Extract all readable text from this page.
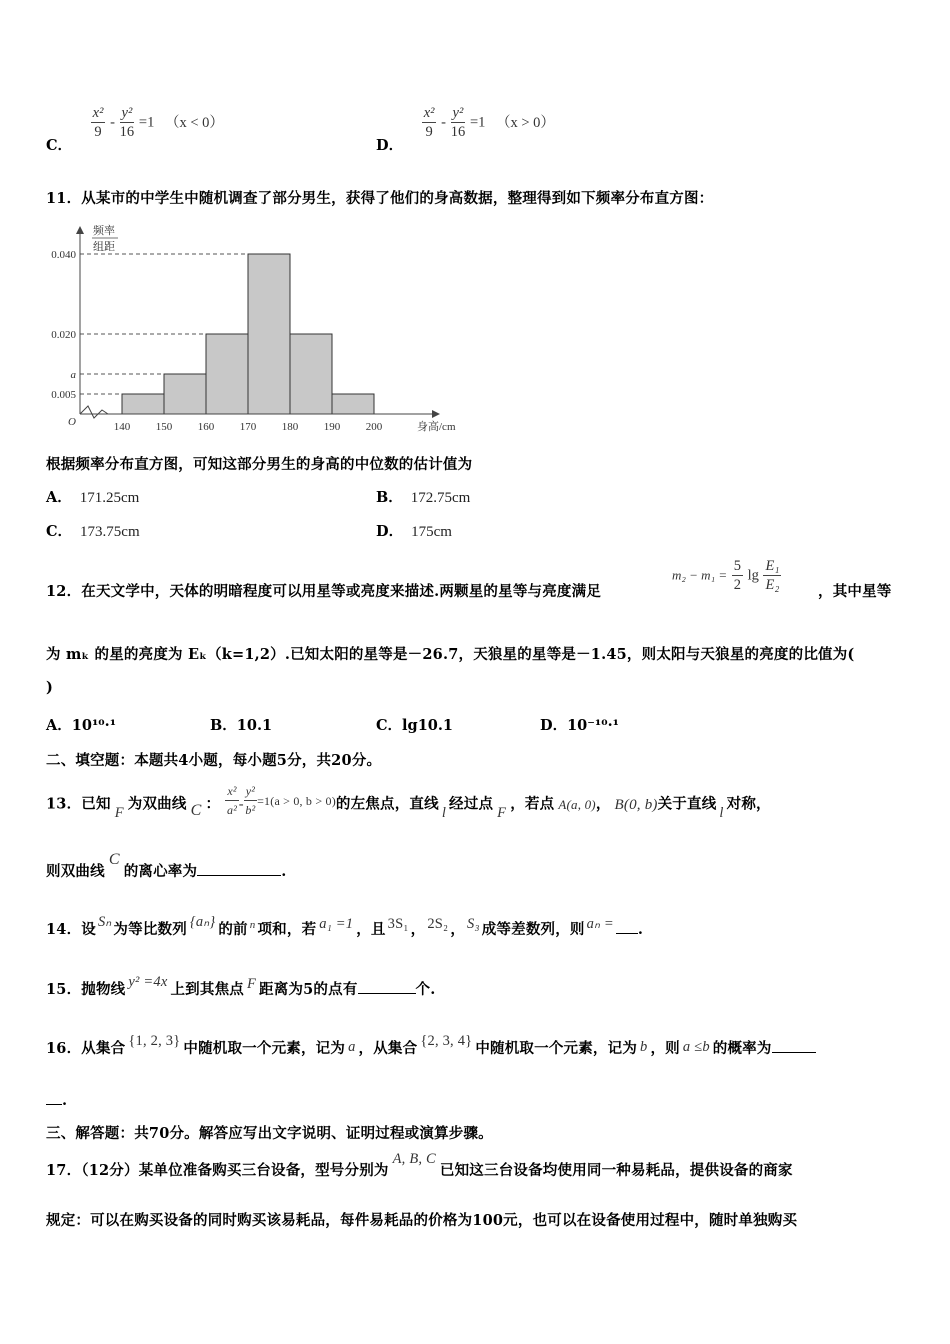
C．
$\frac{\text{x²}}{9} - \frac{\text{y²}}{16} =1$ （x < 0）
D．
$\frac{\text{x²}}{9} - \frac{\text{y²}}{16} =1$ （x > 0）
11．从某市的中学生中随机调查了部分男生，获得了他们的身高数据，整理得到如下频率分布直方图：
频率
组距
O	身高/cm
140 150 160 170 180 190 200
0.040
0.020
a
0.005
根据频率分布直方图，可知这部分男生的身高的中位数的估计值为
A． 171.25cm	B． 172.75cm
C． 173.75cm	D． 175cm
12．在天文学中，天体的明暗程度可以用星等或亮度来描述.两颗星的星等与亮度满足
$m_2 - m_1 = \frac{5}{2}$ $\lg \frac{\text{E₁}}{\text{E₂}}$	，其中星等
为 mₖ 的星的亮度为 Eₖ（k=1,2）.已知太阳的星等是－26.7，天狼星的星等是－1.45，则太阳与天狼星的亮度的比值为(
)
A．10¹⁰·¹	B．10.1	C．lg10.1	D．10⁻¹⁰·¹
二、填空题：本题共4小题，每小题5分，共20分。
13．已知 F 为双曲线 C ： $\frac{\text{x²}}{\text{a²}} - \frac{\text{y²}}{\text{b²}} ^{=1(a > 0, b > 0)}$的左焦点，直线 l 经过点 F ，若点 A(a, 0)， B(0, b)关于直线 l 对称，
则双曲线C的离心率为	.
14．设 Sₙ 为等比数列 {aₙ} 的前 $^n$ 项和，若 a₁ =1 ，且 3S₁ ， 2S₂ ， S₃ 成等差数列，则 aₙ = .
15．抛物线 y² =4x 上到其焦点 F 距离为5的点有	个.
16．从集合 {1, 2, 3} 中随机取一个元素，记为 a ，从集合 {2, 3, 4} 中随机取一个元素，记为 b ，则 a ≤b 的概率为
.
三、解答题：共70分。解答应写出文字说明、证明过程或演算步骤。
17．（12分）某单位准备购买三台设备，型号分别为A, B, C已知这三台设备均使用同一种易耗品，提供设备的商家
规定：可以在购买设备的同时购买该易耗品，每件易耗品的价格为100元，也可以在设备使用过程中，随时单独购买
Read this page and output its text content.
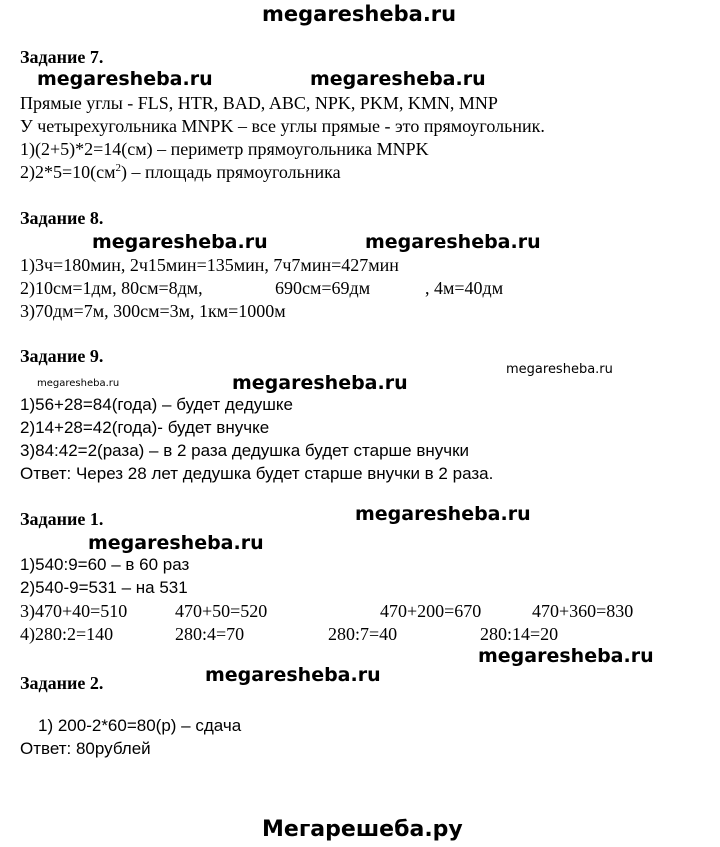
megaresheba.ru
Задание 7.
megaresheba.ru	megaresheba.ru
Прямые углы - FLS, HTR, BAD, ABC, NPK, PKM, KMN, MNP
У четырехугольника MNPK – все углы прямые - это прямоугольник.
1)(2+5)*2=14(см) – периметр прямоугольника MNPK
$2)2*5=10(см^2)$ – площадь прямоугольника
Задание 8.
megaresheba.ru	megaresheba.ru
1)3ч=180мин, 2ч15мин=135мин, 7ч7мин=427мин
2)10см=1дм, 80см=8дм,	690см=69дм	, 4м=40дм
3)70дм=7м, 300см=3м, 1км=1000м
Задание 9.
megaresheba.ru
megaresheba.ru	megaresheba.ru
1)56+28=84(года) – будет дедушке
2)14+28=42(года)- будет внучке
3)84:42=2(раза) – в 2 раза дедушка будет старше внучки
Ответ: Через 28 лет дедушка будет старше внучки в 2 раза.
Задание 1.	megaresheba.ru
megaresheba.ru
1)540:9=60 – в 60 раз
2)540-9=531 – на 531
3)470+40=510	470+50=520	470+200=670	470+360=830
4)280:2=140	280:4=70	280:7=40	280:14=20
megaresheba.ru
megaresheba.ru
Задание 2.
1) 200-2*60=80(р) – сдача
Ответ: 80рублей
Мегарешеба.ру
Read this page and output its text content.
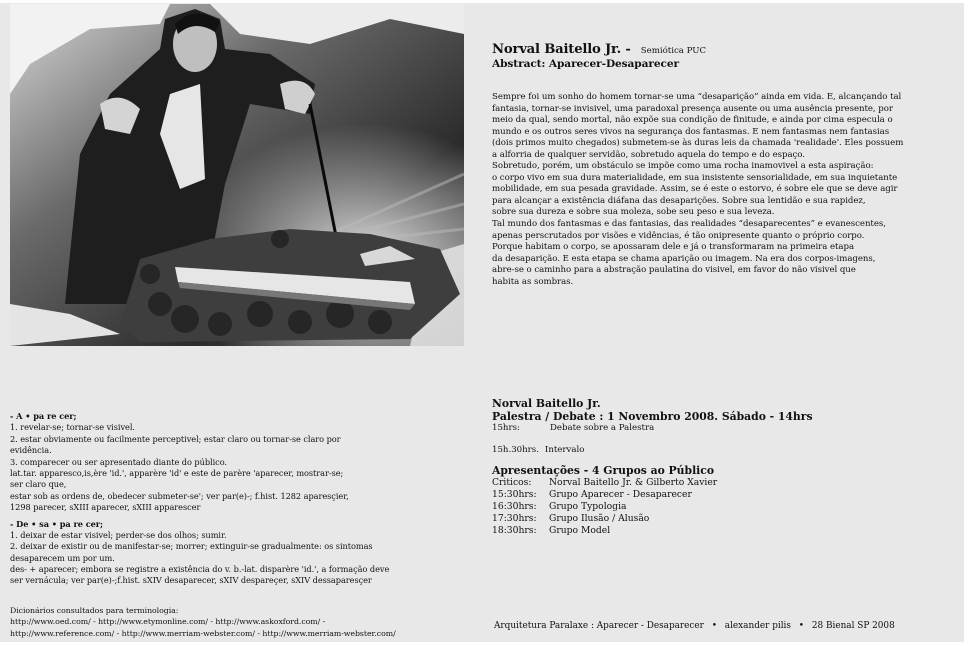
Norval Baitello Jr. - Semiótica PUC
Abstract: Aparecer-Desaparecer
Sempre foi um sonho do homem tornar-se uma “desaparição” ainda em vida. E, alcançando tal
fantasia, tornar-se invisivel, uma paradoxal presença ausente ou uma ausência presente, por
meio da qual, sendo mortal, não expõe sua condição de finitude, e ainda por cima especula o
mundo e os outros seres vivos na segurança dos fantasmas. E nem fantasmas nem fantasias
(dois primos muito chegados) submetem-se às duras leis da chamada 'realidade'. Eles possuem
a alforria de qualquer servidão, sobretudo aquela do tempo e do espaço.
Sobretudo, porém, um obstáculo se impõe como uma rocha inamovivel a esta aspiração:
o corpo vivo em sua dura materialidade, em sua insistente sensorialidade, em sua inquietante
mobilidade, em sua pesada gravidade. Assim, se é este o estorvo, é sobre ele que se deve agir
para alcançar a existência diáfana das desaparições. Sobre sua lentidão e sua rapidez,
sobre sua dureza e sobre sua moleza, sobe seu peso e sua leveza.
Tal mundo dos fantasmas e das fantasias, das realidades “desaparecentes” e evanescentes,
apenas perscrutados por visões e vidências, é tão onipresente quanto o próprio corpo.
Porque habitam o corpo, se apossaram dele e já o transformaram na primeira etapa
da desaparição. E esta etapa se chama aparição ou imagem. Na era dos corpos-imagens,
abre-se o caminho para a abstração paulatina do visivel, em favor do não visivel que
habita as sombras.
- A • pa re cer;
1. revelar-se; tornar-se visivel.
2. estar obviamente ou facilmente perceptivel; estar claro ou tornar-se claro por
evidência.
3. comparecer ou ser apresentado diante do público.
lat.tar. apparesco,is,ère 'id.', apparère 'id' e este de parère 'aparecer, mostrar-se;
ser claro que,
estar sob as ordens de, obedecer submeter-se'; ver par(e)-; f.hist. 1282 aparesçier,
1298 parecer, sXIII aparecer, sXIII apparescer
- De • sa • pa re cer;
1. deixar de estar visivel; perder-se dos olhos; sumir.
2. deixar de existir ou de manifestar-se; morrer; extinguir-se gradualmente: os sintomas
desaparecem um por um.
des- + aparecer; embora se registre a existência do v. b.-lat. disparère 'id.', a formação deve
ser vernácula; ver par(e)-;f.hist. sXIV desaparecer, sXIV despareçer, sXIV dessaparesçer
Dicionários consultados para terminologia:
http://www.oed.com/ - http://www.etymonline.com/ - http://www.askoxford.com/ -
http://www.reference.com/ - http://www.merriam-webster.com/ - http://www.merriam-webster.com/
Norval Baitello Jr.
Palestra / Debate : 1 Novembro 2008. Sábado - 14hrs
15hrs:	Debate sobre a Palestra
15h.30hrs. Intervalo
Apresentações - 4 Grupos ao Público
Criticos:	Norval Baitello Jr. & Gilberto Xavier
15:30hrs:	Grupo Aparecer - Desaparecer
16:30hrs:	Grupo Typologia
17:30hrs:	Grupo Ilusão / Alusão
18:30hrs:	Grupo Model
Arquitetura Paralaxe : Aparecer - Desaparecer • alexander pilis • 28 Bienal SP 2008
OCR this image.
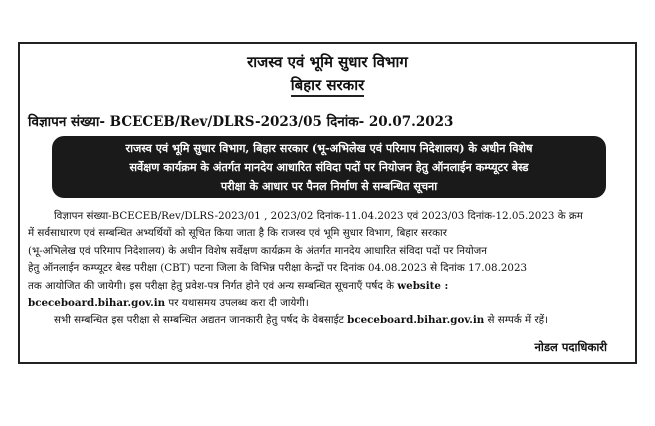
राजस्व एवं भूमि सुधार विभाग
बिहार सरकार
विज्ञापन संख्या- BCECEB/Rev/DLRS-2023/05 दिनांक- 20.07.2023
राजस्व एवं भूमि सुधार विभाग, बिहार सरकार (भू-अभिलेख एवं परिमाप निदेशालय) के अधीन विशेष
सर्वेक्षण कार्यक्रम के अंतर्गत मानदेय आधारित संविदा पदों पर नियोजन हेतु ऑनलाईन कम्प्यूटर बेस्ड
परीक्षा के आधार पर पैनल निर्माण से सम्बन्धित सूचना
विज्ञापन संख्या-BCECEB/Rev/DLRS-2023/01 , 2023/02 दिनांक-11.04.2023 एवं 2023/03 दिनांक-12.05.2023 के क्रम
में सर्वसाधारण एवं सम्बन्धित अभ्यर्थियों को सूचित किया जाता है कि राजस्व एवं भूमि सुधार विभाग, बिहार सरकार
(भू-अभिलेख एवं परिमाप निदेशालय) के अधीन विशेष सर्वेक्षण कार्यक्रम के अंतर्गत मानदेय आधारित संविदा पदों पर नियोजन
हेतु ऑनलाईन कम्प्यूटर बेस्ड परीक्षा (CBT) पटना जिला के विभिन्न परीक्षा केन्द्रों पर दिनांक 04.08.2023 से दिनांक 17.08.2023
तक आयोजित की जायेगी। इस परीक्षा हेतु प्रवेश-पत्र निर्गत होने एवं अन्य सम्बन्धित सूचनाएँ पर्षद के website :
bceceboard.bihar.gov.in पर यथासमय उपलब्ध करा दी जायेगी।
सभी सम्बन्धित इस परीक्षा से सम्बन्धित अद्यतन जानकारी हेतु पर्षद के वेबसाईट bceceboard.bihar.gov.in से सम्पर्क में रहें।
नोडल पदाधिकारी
|---|
Task details - State how many lines in the entries above include the word "mundo"; reply with the number alone.

Completed task - 2